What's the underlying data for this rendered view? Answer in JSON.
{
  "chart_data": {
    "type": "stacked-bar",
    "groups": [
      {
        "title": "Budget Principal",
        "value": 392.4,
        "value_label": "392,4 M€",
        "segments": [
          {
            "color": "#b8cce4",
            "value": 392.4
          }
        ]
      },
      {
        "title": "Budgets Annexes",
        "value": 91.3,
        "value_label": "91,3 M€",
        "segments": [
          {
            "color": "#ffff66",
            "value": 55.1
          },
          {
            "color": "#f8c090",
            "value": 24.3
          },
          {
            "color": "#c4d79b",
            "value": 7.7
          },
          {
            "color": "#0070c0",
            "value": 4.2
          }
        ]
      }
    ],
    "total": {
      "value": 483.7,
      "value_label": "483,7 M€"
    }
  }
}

---

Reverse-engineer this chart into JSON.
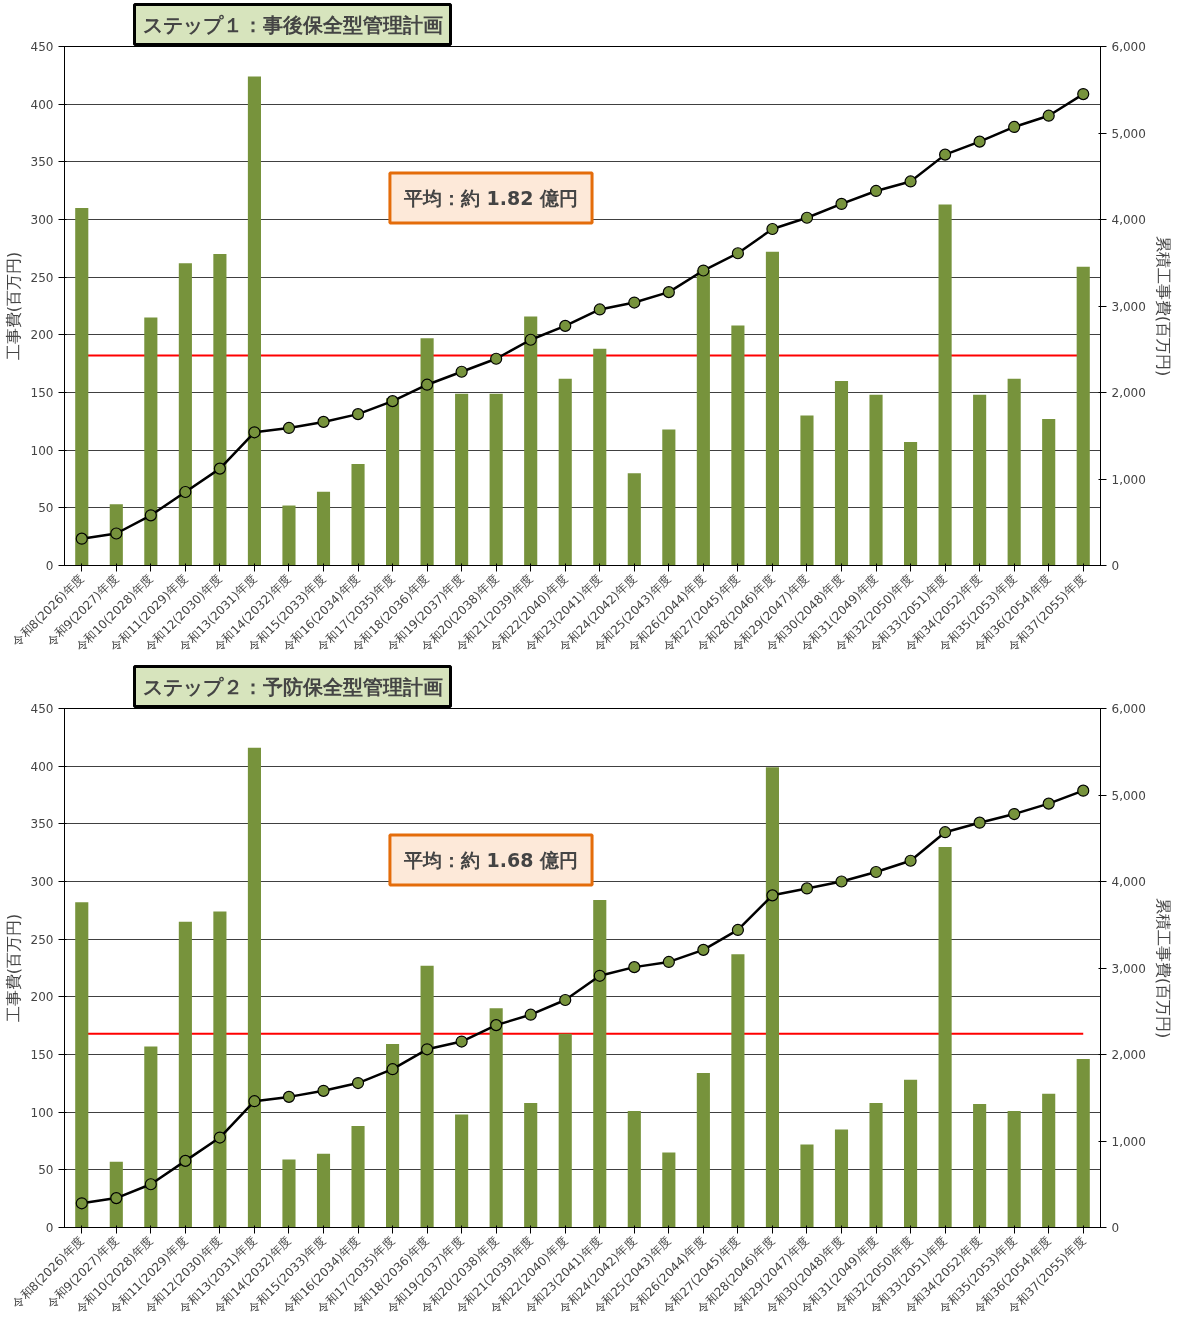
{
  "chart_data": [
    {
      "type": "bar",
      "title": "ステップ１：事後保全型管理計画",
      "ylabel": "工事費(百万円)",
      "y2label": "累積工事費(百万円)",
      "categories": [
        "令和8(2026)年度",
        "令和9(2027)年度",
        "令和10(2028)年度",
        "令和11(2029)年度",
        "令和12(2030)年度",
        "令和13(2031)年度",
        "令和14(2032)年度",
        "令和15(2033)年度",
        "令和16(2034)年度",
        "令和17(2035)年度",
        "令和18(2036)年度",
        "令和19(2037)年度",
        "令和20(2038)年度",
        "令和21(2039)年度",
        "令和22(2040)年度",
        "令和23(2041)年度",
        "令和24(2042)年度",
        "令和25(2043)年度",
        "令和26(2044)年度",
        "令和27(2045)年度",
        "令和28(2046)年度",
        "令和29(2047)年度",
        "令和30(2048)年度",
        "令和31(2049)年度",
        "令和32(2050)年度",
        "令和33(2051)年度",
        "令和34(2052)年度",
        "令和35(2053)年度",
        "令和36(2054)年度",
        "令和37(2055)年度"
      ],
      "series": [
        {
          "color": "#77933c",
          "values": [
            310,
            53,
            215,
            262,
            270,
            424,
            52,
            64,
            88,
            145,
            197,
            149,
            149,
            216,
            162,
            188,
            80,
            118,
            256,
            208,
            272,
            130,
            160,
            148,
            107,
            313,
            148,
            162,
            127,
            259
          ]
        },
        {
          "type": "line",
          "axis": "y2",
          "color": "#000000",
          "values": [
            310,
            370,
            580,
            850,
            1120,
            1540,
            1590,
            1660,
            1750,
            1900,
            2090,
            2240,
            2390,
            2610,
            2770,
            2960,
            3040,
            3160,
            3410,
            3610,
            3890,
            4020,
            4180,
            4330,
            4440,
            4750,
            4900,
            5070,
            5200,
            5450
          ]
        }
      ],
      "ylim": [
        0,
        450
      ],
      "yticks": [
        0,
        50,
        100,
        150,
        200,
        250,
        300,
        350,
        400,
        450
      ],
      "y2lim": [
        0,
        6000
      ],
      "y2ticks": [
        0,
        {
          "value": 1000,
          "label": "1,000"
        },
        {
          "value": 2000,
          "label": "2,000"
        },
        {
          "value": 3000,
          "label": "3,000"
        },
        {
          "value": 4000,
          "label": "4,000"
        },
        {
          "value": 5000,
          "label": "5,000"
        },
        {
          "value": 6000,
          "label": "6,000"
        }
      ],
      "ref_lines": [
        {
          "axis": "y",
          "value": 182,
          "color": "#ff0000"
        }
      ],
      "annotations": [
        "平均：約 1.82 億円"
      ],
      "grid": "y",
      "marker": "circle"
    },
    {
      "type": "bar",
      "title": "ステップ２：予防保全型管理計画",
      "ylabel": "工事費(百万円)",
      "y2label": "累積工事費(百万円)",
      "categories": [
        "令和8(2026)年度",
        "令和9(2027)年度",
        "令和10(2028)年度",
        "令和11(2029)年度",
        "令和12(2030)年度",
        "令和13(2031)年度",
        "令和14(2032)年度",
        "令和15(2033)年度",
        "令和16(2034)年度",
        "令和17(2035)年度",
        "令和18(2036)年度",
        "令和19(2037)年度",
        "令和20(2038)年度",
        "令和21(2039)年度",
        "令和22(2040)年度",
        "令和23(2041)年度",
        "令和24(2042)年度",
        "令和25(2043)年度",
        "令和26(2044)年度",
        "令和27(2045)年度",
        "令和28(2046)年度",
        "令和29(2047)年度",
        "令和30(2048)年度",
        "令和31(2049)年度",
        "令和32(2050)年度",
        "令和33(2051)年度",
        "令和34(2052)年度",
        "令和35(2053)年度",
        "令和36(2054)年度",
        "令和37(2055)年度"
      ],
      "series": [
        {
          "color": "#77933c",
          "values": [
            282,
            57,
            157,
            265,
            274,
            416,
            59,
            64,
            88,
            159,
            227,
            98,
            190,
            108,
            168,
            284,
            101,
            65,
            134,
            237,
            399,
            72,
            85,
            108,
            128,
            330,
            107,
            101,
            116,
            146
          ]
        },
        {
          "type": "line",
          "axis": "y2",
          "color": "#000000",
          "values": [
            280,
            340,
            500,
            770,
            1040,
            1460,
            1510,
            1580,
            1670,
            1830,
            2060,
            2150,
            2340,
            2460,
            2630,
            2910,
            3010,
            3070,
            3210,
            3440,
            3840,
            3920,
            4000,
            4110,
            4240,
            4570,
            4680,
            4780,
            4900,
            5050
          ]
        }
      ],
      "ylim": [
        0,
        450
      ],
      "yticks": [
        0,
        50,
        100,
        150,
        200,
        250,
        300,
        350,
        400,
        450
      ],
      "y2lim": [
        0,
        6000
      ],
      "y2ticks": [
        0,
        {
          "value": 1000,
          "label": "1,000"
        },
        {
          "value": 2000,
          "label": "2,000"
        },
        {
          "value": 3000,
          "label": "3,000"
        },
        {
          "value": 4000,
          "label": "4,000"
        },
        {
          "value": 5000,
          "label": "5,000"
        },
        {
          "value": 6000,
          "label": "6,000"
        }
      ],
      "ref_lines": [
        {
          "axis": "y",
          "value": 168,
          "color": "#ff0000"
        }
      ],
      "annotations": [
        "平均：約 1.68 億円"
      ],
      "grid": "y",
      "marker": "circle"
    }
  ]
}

> _STATED EXERCISE_
Look through the listing and extract every line with "color" in it.

> _THE REPLY_
            "color": "#b8cce4",
            "color": "#ffff66",
            "color": "#f8c090",
            "color": "#c4d79b",
            "color": "#0070c0",
          "color": "#77933c",
          "color": "#000000",
          "color": "#ff0000"
          "color": "#77933c",
          "color": "#000000",
          "color": "#ff0000"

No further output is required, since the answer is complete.